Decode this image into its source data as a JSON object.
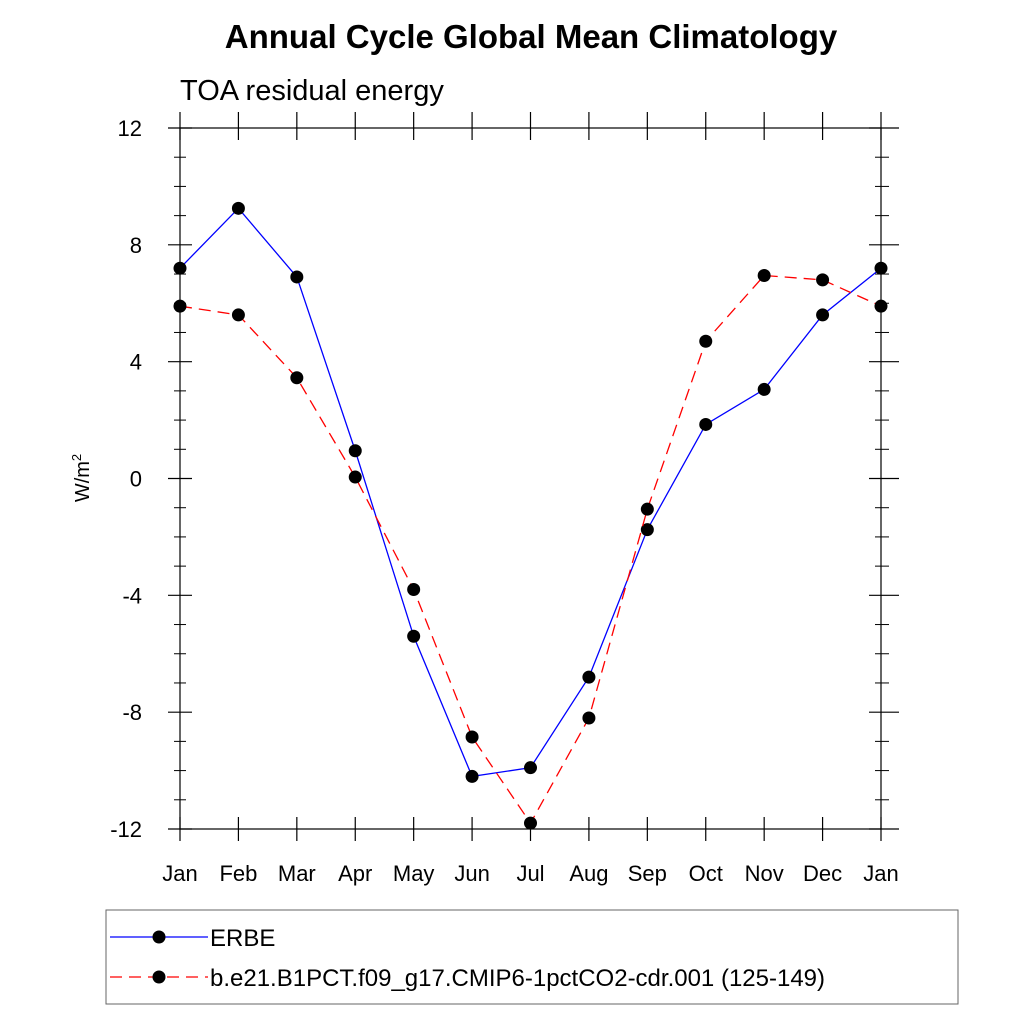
{
  "chart_data": {
    "type": "line",
    "title": "Annual Cycle Global Mean Climatology",
    "subtitle": "TOA residual energy",
    "ylabel": "W/m",
    "ylabel_superscript": "2",
    "xlabel": "",
    "categories": [
      "Jan",
      "Feb",
      "Mar",
      "Apr",
      "May",
      "Jun",
      "Jul",
      "Aug",
      "Sep",
      "Oct",
      "Nov",
      "Dec",
      "Jan"
    ],
    "ylim": [
      -12,
      12
    ],
    "yticks": [
      12,
      8,
      4,
      0,
      -4,
      -8,
      -12
    ],
    "ytick_labels": [
      "12",
      "8",
      "4",
      "0",
      "-4",
      "-8",
      "-12"
    ],
    "grid": false,
    "legend_position": "bottom",
    "series": [
      {
        "name": "ERBE",
        "color": "#0000ff",
        "dash": "solid",
        "values": [
          7.2,
          9.25,
          6.9,
          0.95,
          -5.4,
          -10.2,
          -9.9,
          -6.8,
          -1.75,
          1.85,
          3.05,
          5.6,
          7.2
        ]
      },
      {
        "name": "b.e21.B1PCT.f09_g17.CMIP6-1pctCO2-cdr.001 (125-149)",
        "color": "#ff0000",
        "dash": "dashed",
        "values": [
          5.9,
          5.6,
          3.45,
          0.05,
          -3.8,
          -8.85,
          -11.8,
          -8.2,
          -1.05,
          4.7,
          6.95,
          6.8,
          5.9
        ]
      }
    ]
  }
}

:: What needs to be done ::
Return all lines with the word "name" in them.

:: Exercise response ::
        "name": "ERBE",
        "name": "b.e21.B1PCT.f09_g17.CMIP6-1pctCO2-cdr.001 (125-149)",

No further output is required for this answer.